> [REQUEST] Pick out the lines below with "مصوبه" and list them.

[Dataset entries]
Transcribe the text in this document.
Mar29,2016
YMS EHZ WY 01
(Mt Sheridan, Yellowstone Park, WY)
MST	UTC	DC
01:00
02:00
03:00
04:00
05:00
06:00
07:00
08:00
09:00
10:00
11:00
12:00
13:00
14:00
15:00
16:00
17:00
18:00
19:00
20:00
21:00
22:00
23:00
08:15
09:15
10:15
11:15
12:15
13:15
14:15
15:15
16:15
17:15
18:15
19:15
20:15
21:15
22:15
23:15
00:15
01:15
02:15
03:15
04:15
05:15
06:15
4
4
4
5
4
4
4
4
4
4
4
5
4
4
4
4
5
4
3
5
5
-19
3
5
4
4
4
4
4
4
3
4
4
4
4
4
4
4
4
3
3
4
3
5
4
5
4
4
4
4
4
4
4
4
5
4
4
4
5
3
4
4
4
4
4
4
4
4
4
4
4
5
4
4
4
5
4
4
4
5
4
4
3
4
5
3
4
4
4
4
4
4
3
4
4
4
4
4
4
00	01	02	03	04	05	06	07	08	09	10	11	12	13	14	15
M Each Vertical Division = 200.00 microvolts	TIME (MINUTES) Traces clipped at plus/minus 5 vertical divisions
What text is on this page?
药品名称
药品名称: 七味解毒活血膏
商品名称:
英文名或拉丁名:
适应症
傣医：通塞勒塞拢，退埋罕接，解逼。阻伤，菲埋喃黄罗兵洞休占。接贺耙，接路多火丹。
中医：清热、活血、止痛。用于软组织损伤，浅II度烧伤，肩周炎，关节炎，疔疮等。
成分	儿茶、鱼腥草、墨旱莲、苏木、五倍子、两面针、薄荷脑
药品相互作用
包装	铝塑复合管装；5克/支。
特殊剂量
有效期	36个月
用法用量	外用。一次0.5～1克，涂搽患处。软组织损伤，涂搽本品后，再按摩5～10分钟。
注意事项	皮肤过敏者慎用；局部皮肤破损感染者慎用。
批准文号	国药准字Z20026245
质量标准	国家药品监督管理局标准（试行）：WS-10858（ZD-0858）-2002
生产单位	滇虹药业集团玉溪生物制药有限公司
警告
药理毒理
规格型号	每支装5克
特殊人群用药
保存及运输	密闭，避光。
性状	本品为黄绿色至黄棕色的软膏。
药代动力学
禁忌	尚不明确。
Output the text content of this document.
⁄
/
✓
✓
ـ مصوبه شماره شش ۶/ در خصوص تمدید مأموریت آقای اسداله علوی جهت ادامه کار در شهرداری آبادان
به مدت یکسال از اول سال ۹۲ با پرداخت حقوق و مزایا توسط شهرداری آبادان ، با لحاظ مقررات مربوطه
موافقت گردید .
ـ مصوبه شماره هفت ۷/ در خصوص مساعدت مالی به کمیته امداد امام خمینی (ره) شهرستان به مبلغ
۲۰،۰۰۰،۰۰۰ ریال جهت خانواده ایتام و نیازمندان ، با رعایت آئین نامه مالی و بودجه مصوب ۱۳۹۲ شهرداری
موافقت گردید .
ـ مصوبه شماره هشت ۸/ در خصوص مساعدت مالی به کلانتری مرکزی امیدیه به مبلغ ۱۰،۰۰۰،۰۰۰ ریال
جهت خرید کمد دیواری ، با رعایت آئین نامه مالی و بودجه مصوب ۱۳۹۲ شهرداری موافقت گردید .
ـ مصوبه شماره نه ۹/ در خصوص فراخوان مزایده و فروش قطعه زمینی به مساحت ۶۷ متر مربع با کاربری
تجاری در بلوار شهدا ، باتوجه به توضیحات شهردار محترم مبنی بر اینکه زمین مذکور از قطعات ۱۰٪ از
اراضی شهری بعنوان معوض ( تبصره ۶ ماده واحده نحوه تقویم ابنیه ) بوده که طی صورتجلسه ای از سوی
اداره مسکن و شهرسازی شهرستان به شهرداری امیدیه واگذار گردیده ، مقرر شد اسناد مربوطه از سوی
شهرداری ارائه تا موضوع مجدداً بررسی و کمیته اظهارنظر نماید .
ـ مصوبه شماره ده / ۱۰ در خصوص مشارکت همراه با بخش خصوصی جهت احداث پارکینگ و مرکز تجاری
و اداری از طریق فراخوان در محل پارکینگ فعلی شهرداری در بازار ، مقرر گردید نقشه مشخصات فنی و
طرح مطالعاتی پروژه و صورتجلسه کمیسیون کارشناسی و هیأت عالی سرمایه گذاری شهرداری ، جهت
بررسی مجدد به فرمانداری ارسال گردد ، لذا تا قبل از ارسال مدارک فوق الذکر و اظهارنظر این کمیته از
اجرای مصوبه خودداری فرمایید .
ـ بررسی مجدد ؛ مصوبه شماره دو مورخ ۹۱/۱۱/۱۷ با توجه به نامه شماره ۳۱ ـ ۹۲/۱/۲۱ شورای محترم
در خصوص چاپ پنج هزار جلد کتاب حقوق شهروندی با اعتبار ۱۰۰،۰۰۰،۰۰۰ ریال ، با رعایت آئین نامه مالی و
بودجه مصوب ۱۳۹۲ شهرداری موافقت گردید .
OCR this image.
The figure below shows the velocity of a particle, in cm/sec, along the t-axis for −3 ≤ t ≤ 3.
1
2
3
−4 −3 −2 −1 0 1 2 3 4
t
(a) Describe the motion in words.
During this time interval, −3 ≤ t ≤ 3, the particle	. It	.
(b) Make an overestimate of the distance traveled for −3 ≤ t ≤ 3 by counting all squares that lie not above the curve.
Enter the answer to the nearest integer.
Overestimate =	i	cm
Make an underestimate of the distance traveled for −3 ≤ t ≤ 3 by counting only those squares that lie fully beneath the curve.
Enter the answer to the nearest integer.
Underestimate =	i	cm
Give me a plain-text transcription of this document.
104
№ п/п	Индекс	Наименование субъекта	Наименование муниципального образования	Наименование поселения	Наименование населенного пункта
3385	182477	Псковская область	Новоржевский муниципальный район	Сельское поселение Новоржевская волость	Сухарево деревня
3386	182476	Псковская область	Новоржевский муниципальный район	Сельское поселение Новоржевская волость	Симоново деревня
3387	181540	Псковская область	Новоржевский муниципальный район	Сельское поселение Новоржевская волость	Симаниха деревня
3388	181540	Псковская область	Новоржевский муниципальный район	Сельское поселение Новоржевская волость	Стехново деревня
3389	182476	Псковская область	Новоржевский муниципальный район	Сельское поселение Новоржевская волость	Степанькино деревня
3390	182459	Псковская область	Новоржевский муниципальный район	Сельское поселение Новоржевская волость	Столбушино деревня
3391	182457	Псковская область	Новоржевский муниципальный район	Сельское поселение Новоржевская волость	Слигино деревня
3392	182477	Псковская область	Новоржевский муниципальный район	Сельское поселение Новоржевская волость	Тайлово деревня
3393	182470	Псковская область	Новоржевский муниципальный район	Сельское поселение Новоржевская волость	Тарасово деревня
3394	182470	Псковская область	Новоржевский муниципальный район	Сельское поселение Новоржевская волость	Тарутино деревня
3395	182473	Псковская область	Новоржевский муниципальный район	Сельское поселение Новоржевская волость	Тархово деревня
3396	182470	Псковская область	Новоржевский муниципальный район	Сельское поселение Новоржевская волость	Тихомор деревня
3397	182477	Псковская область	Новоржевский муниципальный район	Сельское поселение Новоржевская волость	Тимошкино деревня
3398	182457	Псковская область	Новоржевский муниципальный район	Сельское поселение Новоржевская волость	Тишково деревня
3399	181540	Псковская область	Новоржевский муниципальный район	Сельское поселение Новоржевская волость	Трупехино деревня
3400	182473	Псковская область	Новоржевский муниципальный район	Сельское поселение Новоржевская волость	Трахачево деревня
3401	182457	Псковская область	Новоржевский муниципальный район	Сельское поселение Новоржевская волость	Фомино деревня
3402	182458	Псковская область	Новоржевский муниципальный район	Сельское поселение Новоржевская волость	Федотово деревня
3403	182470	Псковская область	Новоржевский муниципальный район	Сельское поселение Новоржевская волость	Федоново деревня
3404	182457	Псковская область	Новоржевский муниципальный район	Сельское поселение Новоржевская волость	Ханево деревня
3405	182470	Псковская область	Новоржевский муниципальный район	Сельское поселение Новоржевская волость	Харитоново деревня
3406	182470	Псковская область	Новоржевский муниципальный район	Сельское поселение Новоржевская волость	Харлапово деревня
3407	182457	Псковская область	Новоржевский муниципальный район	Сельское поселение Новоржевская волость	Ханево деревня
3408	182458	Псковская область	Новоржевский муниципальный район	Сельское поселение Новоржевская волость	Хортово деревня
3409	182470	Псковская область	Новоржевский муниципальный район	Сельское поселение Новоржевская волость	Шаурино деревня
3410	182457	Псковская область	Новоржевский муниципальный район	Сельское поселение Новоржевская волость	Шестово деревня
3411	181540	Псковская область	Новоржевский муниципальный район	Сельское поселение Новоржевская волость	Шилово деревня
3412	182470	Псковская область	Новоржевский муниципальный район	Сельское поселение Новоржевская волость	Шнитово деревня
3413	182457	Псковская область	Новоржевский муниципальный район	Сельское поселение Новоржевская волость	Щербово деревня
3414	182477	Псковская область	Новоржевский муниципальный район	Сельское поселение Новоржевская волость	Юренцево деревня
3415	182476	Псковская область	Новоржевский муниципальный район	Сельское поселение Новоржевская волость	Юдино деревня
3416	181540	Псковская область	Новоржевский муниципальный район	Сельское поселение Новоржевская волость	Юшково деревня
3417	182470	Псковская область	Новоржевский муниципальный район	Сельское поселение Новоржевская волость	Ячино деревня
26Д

> [THE OUTPUT]
ـ مصوبه شماره شش ۶/ در خصوص تمدید مأموریت آقای اسداله علوی جهت ادامه کار در شهرداری آبادان
ـ مصوبه شماره هفت ۷/ در خصوص مساعدت مالی به کمیته امداد امام خمینی (ره) شهرستان به مبلغ
ـ مصوبه شماره هشت ۸/ در خصوص مساعدت مالی به کلانتری مرکزی امیدیه به مبلغ ۱۰،۰۰۰،۰۰۰ ریال
ـ مصوبه شماره نه ۹/ در خصوص فراخوان مزایده و فروش قطعه زمینی به مساحت ۶۷ متر مربع با کاربری
ـ مصوبه شماره ده / ۱۰ در خصوص مشارکت همراه با بخش خصوصی جهت احداث پارکینگ و مرکز تجاری
اجرای مصوبه خودداری فرمایید .
ـ بررسی مجدد ؛ مصوبه شماره دو مورخ ۹۱/۱۱/۱۷ با توجه به نامه شماره ۳۱ ـ ۹۲/۱/۲۱ شورای محترم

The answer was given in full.